* _Exercise brief_:
Copy all lines of the listing that include the string "kelib".

* _Entries shown_:

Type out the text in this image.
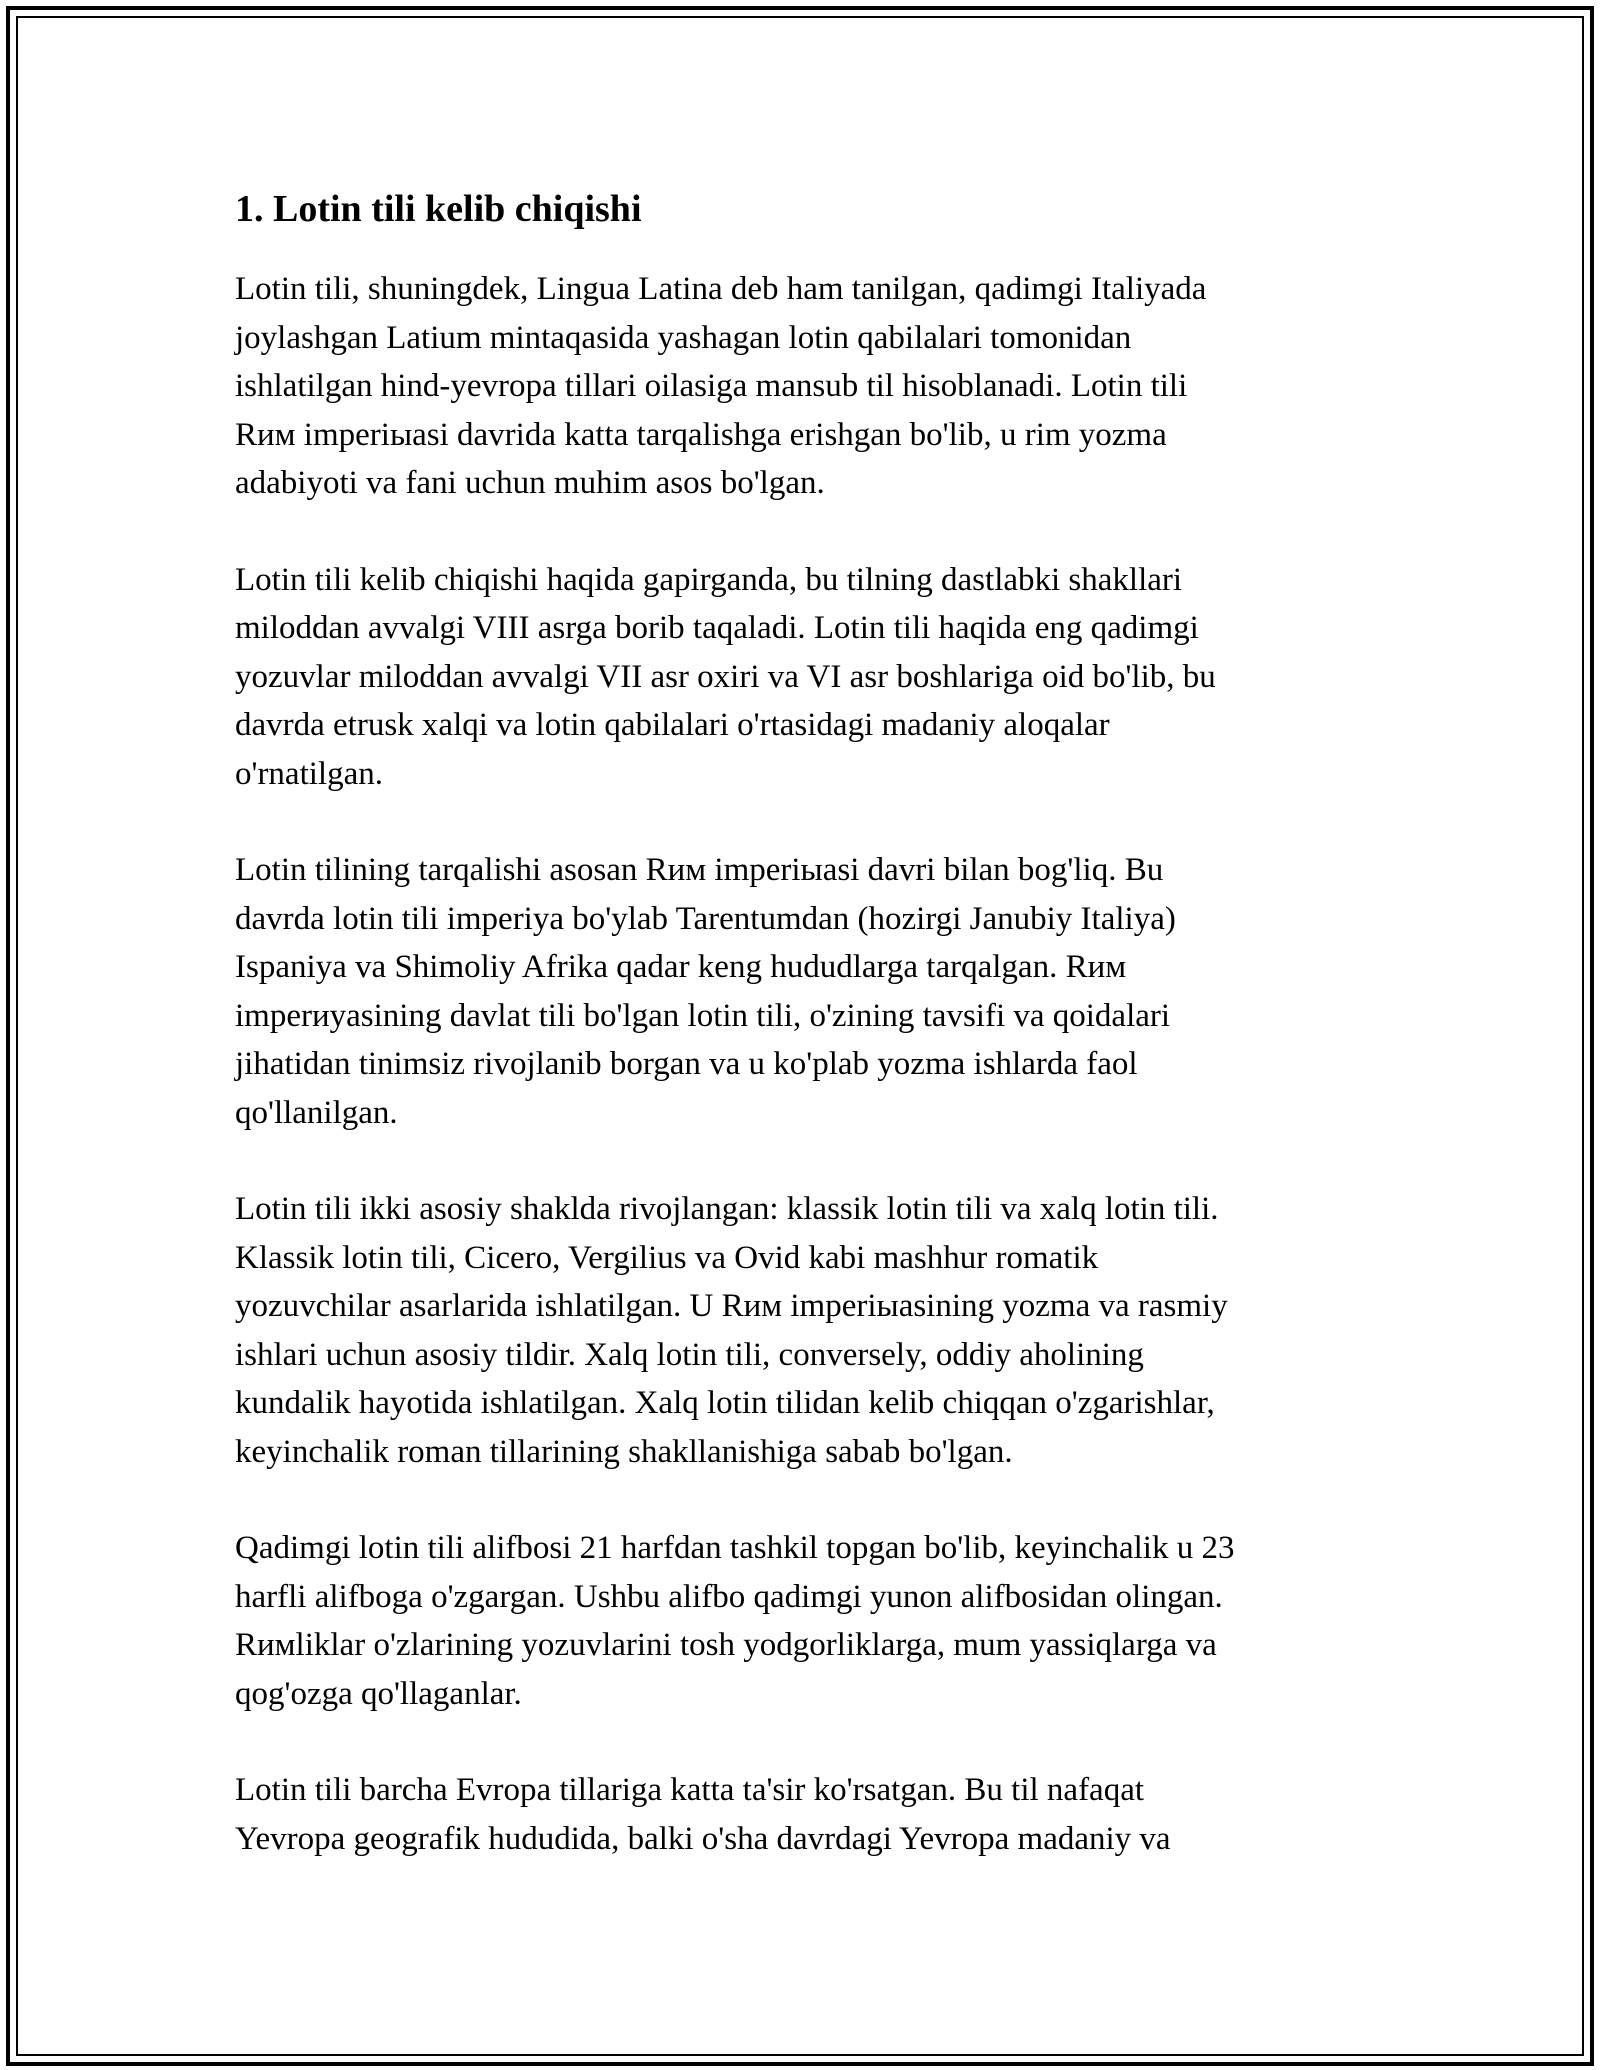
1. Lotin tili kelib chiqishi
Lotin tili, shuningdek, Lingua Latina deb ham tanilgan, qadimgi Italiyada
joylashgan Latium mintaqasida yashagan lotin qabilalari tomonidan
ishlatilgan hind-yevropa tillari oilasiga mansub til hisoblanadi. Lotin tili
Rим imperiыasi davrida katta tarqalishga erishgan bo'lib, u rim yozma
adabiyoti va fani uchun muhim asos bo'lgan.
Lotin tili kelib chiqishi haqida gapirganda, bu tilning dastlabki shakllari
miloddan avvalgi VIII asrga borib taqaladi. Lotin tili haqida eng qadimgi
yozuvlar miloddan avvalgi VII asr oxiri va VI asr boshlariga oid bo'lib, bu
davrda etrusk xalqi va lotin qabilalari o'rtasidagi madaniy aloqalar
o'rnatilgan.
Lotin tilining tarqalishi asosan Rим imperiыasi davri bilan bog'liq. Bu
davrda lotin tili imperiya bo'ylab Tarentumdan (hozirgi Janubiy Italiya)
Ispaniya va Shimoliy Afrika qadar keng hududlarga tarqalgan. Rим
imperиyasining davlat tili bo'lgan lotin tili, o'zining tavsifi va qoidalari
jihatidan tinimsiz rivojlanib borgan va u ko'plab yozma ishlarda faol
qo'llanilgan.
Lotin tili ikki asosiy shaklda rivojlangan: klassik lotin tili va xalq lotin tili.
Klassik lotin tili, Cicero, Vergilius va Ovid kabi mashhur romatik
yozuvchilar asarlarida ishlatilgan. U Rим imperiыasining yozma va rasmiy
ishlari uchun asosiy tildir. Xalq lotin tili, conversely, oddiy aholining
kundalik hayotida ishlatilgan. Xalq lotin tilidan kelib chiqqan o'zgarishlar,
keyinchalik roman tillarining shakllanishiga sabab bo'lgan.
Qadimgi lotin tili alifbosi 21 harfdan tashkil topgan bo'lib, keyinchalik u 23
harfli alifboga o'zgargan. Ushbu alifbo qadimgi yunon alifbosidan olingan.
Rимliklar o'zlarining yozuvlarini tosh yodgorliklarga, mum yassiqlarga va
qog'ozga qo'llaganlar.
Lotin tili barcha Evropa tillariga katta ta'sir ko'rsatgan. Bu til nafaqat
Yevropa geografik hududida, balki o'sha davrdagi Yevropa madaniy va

==

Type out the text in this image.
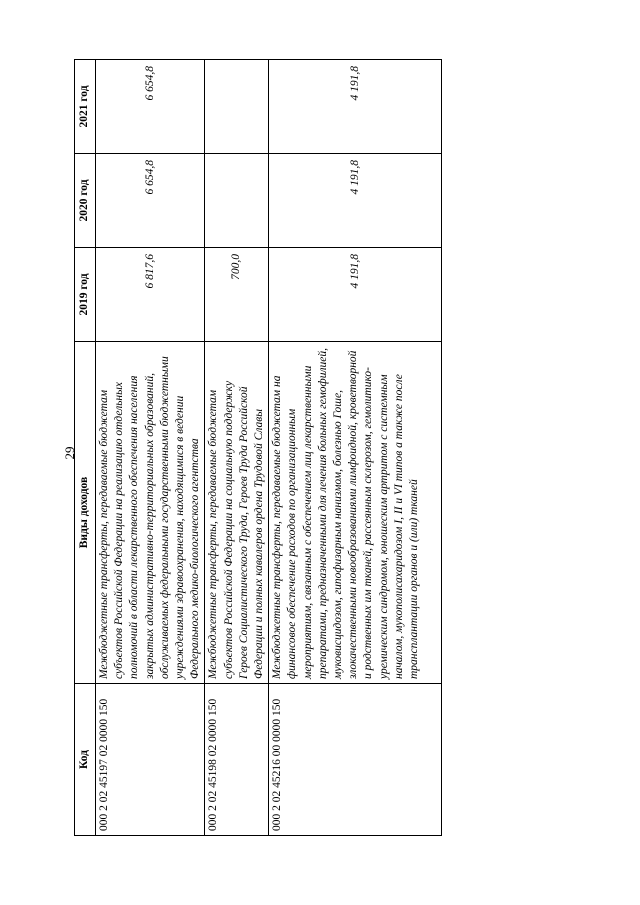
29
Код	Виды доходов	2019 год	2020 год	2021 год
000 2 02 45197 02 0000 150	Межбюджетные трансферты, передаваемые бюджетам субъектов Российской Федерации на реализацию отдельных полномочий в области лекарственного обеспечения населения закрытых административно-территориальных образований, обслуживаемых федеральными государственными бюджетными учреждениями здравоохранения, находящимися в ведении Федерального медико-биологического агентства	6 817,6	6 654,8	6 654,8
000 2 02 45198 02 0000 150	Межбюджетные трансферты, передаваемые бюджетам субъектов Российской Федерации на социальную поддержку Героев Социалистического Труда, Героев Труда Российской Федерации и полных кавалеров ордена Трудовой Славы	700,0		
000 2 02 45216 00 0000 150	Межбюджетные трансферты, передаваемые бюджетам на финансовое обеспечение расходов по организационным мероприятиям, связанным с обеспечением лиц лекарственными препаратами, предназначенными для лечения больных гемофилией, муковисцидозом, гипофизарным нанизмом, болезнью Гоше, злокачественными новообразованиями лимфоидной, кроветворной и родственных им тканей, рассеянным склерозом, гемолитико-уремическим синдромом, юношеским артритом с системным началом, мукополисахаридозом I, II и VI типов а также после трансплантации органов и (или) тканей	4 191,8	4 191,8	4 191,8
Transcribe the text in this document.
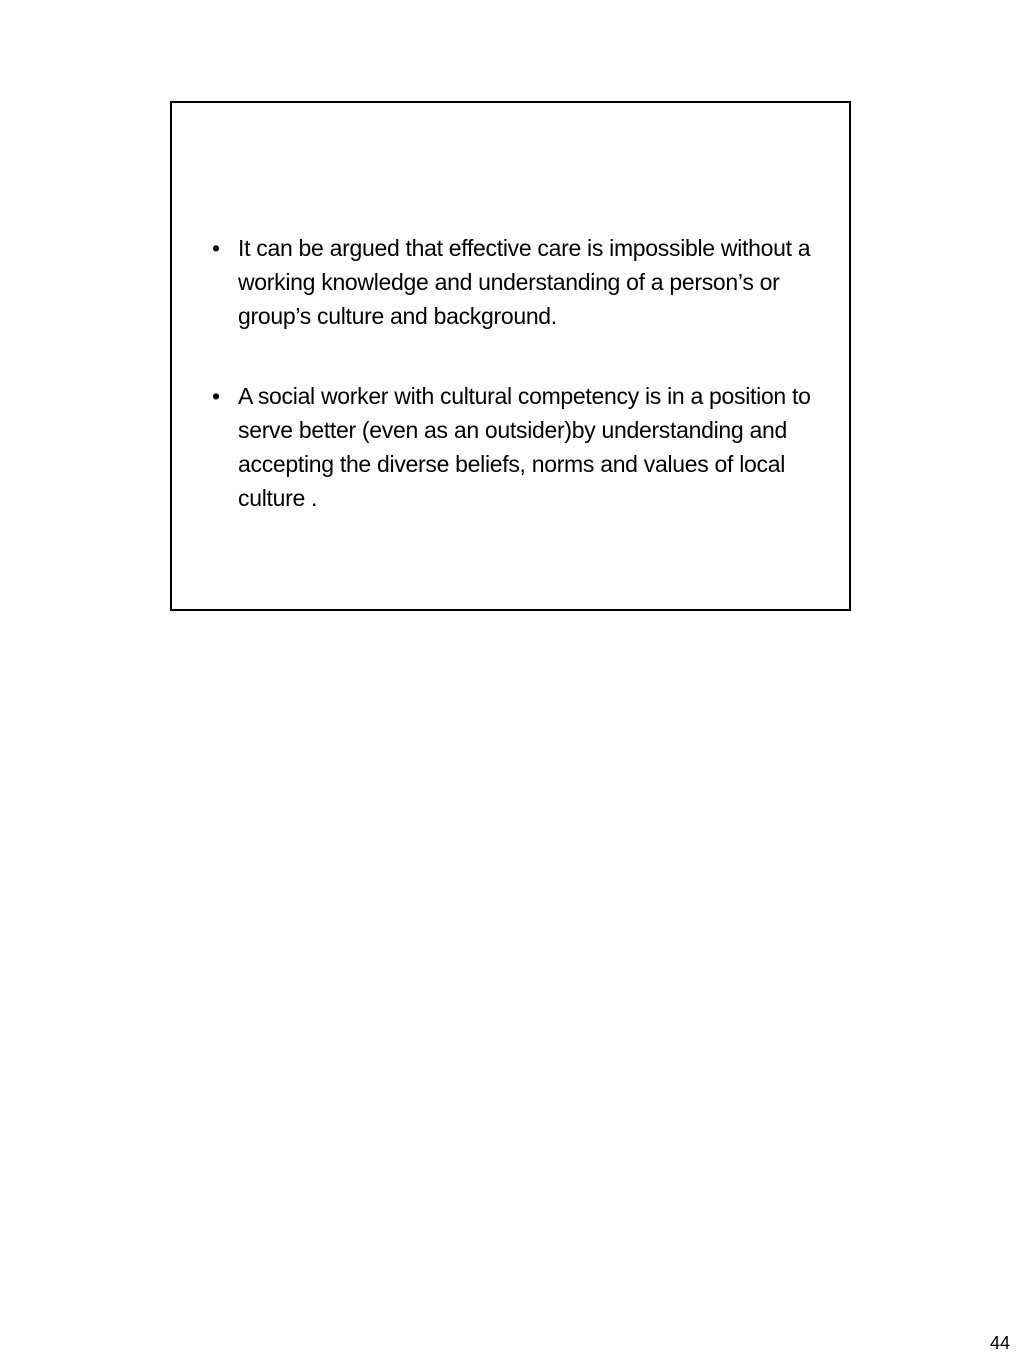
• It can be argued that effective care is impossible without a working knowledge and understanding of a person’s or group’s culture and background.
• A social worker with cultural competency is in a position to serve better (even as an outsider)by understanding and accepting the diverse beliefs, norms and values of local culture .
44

---

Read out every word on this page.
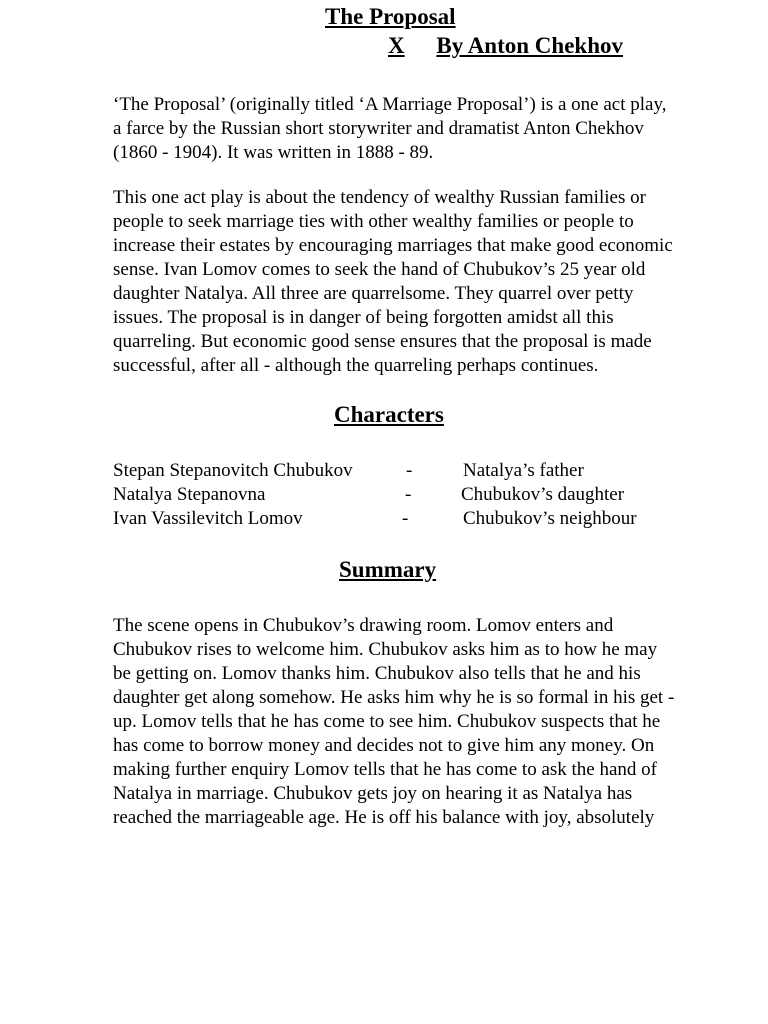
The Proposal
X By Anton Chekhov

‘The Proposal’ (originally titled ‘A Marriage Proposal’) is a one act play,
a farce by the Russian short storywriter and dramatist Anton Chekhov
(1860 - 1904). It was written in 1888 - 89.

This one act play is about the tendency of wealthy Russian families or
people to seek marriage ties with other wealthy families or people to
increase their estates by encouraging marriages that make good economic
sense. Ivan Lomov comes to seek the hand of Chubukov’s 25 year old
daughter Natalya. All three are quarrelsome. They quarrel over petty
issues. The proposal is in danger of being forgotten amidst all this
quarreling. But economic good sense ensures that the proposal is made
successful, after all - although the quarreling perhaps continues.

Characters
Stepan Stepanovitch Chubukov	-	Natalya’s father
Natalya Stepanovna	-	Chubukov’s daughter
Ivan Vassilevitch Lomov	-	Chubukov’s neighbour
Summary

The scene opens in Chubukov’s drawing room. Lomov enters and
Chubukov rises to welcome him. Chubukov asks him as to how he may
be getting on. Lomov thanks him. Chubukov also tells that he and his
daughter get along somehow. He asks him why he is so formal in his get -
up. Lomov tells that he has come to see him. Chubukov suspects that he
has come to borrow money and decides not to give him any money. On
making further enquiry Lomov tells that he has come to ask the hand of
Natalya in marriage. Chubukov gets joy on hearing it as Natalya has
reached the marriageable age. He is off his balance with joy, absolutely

* _The response_:
1. Lotin tili kelib chiqishi
Lotin tili kelib chiqishi haqida gapirganda, bu tilning dastlabki shakllari
kundalik hayotida ishlatilgan. Xalq lotin tilidan kelib chiqqan o'zgarishlar,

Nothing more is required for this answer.